◆ **Dataset extract**
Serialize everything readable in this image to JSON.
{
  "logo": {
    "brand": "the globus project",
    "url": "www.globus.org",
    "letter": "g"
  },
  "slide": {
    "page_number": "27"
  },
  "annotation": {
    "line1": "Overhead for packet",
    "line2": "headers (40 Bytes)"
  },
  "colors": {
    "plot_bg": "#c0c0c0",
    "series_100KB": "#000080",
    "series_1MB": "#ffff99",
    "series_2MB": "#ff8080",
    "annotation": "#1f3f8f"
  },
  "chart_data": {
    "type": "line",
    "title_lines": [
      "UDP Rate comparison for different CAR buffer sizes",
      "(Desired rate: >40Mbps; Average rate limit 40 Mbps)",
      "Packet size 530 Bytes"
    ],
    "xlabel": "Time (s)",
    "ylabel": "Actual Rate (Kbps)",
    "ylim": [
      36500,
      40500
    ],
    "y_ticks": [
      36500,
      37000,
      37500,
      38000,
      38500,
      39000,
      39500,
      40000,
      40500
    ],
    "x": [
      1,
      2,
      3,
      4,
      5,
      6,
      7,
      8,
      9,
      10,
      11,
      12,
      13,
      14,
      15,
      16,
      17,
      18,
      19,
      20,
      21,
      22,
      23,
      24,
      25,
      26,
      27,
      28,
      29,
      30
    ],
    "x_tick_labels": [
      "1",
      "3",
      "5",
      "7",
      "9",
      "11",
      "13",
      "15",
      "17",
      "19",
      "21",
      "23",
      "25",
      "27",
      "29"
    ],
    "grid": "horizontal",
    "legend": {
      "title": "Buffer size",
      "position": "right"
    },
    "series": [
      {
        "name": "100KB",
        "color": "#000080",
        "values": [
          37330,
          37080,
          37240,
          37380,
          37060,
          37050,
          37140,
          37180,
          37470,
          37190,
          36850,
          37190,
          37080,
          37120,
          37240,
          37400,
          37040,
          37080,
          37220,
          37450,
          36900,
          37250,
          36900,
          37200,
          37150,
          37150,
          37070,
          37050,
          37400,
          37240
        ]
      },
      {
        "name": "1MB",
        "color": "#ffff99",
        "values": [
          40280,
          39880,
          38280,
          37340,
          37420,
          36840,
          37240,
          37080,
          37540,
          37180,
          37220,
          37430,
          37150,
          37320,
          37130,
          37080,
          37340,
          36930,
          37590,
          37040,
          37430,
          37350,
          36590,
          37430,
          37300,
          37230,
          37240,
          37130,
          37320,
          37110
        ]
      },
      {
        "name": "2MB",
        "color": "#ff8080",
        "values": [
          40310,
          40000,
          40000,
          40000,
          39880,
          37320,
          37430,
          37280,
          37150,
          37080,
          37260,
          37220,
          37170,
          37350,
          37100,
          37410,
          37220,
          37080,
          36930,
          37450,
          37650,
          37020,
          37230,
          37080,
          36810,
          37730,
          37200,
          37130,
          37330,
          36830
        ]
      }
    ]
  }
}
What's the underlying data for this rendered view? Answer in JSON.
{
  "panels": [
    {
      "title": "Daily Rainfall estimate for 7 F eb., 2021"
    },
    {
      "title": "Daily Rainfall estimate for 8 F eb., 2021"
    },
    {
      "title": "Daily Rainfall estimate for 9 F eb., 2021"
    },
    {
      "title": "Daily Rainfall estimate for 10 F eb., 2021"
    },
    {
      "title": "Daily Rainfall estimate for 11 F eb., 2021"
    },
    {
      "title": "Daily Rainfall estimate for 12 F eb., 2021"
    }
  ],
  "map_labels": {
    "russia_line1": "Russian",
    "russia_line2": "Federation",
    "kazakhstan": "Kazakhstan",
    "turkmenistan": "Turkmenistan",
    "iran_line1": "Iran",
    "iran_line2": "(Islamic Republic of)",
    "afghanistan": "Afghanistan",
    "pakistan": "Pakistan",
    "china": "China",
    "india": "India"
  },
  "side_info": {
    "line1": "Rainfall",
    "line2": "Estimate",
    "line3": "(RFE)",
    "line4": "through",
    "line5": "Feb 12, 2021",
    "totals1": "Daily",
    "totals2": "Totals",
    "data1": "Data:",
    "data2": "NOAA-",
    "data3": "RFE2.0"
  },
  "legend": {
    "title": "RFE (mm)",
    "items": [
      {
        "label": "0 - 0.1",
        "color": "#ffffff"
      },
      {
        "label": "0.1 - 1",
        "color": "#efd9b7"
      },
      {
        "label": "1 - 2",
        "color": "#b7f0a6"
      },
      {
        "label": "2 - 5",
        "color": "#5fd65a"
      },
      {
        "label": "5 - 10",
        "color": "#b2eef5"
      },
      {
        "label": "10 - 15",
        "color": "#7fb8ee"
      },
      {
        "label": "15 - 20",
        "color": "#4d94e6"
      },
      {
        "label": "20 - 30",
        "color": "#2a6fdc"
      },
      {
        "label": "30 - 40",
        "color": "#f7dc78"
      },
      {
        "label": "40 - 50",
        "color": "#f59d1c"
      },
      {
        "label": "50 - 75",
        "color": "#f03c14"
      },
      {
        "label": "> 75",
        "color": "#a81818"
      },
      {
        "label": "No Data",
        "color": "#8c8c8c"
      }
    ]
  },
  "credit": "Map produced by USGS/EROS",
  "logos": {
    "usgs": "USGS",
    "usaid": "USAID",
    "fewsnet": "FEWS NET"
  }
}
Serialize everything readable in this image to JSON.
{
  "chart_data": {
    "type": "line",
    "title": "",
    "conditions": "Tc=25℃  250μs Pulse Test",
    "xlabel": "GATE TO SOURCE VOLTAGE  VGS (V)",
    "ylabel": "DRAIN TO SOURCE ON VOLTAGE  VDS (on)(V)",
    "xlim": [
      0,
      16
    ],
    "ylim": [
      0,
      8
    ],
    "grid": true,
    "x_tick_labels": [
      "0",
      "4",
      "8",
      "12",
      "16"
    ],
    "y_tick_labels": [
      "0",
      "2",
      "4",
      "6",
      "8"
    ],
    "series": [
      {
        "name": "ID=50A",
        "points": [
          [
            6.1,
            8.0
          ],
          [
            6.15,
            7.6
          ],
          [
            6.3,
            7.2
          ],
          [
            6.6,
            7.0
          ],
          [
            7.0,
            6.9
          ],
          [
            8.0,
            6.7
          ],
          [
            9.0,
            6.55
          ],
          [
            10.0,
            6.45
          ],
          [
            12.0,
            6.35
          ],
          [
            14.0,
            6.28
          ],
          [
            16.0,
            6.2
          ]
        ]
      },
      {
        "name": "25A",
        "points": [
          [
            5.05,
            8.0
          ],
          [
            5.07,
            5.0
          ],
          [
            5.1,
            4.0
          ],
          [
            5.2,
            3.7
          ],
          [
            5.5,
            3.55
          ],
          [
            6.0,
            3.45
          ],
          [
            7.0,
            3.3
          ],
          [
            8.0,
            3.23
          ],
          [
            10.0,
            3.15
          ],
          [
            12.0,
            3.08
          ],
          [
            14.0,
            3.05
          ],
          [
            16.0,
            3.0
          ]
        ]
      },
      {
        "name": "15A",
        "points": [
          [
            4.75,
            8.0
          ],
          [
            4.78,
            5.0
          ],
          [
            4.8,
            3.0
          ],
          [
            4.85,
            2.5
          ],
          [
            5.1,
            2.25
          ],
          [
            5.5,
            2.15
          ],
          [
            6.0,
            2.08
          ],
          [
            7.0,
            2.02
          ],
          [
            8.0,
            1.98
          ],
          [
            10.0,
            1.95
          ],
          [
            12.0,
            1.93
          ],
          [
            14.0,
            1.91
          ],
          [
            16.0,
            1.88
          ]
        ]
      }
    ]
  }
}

◆ **Short problem**
Reproduce the complete set of lines precisely as supplied.

◆ **Response**
Serialize everything readable in this image to JSON.
{
  "logo": {
    "brand": "the globus project",
    "url": "www.globus.org",
    "letter": "g"
  },
  "slide": {
    "page_number": "27"
  },
  "annotation": {
    "line1": "Overhead for packet",
    "line2": "headers (40 Bytes)"
  },
  "colors": {
    "plot_bg": "#c0c0c0",
    "series_100KB": "#000080",
    "series_1MB": "#ffff99",
    "series_2MB": "#ff8080",
    "annotation": "#1f3f8f"
  },
  "chart_data": {
    "type": "line",
    "title_lines": [
      "UDP Rate comparison for different CAR buffer sizes",
      "(Desired rate: >40Mbps; Average rate limit 40 Mbps)",
      "Packet size 530 Bytes"
    ],
    "xlabel": "Time (s)",
    "ylabel": "Actual Rate (Kbps)",
    "ylim": [
      36500,
      40500
    ],
    "y_ticks": [
      36500,
      37000,
      37500,
      38000,
      38500,
      39000,
      39500,
      40000,
      40500
    ],
    "x": [
      1,
      2,
      3,
      4,
      5,
      6,
      7,
      8,
      9,
      10,
      11,
      12,
      13,
      14,
      15,
      16,
      17,
      18,
      19,
      20,
      21,
      22,
      23,
      24,
      25,
      26,
      27,
      28,
      29,
      30
    ],
    "x_tick_labels": [
      "1",
      "3",
      "5",
      "7",
      "9",
      "11",
      "13",
      "15",
      "17",
      "19",
      "21",
      "23",
      "25",
      "27",
      "29"
    ],
    "grid": "horizontal",
    "legend": {
      "title": "Buffer size",
      "position": "right"
    },
    "series": [
      {
        "name": "100KB",
        "color": "#000080",
        "values": [
          37330,
          37080,
          37240,
          37380,
          37060,
          37050,
          37140,
          37180,
          37470,
          37190,
          36850,
          37190,
          37080,
          37120,
          37240,
          37400,
          37040,
          37080,
          37220,
          37450,
          36900,
          37250,
          36900,
          37200,
          37150,
          37150,
          37070,
          37050,
          37400,
          37240
        ]
      },
      {
        "name": "1MB",
        "color": "#ffff99",
        "values": [
          40280,
          39880,
          38280,
          37340,
          37420,
          36840,
          37240,
          37080,
          37540,
          37180,
          37220,
          37430,
          37150,
          37320,
          37130,
          37080,
          37340,
          36930,
          37590,
          37040,
          37430,
          37350,
          36590,
          37430,
          37300,
          37230,
          37240,
          37130,
          37320,
          37110
        ]
      },
      {
        "name": "2MB",
        "color": "#ff8080",
        "values": [
          40310,
          40000,
          40000,
          40000,
          39880,
          37320,
          37430,
          37280,
          37150,
          37080,
          37260,
          37220,
          37170,
          37350,
          37100,
          37410,
          37220,
          37080,
          36930,
          37450,
          37650,
          37020,
          37230,
          37080,
          36810,
          37730,
          37200,
          37130,
          37330,
          36830
        ]
      }
    ]
  }
}
What's the underlying data for this rendered view? Answer in JSON.
{
  "panels": [
    {
      "title": "Daily Rainfall estimate for 7 F eb., 2021"
    },
    {
      "title": "Daily Rainfall estimate for 8 F eb., 2021"
    },
    {
      "title": "Daily Rainfall estimate for 9 F eb., 2021"
    },
    {
      "title": "Daily Rainfall estimate for 10 F eb., 2021"
    },
    {
      "title": "Daily Rainfall estimate for 11 F eb., 2021"
    },
    {
      "title": "Daily Rainfall estimate for 12 F eb., 2021"
    }
  ],
  "map_labels": {
    "russia_line1": "Russian",
    "russia_line2": "Federation",
    "kazakhstan": "Kazakhstan",
    "turkmenistan": "Turkmenistan",
    "iran_line1": "Iran",
    "iran_line2": "(Islamic Republic of)",
    "afghanistan": "Afghanistan",
    "pakistan": "Pakistan",
    "china": "China",
    "india": "India"
  },
  "side_info": {
    "line1": "Rainfall",
    "line2": "Estimate",
    "line3": "(RFE)",
    "line4": "through",
    "line5": "Feb 12, 2021",
    "totals1": "Daily",
    "totals2": "Totals",
    "data1": "Data:",
    "data2": "NOAA-",
    "data3": "RFE2.0"
  },
  "legend": {
    "title": "RFE (mm)",
    "items": [
      {
        "label": "0 - 0.1",
        "color": "#ffffff"
      },
      {
        "label": "0.1 - 1",
        "color": "#efd9b7"
      },
      {
        "label": "1 - 2",
        "color": "#b7f0a6"
      },
      {
        "label": "2 - 5",
        "color": "#5fd65a"
      },
      {
        "label": "5 - 10",
        "color": "#b2eef5"
      },
      {
        "label": "10 - 15",
        "color": "#7fb8ee"
      },
      {
        "label": "15 - 20",
        "color": "#4d94e6"
      },
      {
        "label": "20 - 30",
        "color": "#2a6fdc"
      },
      {
        "label": "30 - 40",
        "color": "#f7dc78"
      },
      {
        "label": "40 - 50",
        "color": "#f59d1c"
      },
      {
        "label": "50 - 75",
        "color": "#f03c14"
      },
      {
        "label": "> 75",
        "color": "#a81818"
      },
      {
        "label": "No Data",
        "color": "#8c8c8c"
      }
    ]
  },
  "credit": "Map produced by USGS/EROS",
  "logos": {
    "usgs": "USGS",
    "usaid": "USAID",
    "fewsnet": "FEWS NET"
  }
}
Serialize everything readable in this image to JSON.
{
  "chart_data": {
    "type": "line",
    "title": "",
    "conditions": "Tc=25℃  250μs Pulse Test",
    "xlabel": "GATE TO SOURCE VOLTAGE  VGS (V)",
    "ylabel": "DRAIN TO SOURCE ON VOLTAGE  VDS (on)(V)",
    "xlim": [
      0,
      16
    ],
    "ylim": [
      0,
      8
    ],
    "grid": true,
    "x_tick_labels": [
      "0",
      "4",
      "8",
      "12",
      "16"
    ],
    "y_tick_labels": [
      "0",
      "2",
      "4",
      "6",
      "8"
    ],
    "series": [
      {
        "name": "ID=50A",
        "points": [
          [
            6.1,
            8.0
          ],
          [
            6.15,
            7.6
          ],
          [
            6.3,
            7.2
          ],
          [
            6.6,
            7.0
          ],
          [
            7.0,
            6.9
          ],
          [
            8.0,
            6.7
          ],
          [
            9.0,
            6.55
          ],
          [
            10.0,
            6.45
          ],
          [
            12.0,
            6.35
          ],
          [
            14.0,
            6.28
          ],
          [
            16.0,
            6.2
          ]
        ]
      },
      {
        "name": "25A",
        "points": [
          [
            5.05,
            8.0
          ],
          [
            5.07,
            5.0
          ],
          [
            5.1,
            4.0
          ],
          [
            5.2,
            3.7
          ],
          [
            5.5,
            3.55
          ],
          [
            6.0,
            3.45
          ],
          [
            7.0,
            3.3
          ],
          [
            8.0,
            3.23
          ],
          [
            10.0,
            3.15
          ],
          [
            12.0,
            3.08
          ],
          [
            14.0,
            3.05
          ],
          [
            16.0,
            3.0
          ]
        ]
      },
      {
        "name": "15A",
        "points": [
          [
            4.75,
            8.0
          ],
          [
            4.78,
            5.0
          ],
          [
            4.8,
            3.0
          ],
          [
            4.85,
            2.5
          ],
          [
            5.1,
            2.25
          ],
          [
            5.5,
            2.15
          ],
          [
            6.0,
            2.08
          ],
          [
            7.0,
            2.02
          ],
          [
            8.0,
            1.98
          ],
          [
            10.0,
            1.95
          ],
          [
            12.0,
            1.93
          ],
          [
            14.0,
            1.91
          ],
          [
            16.0,
            1.88
          ]
        ]
      }
    ]
  }
}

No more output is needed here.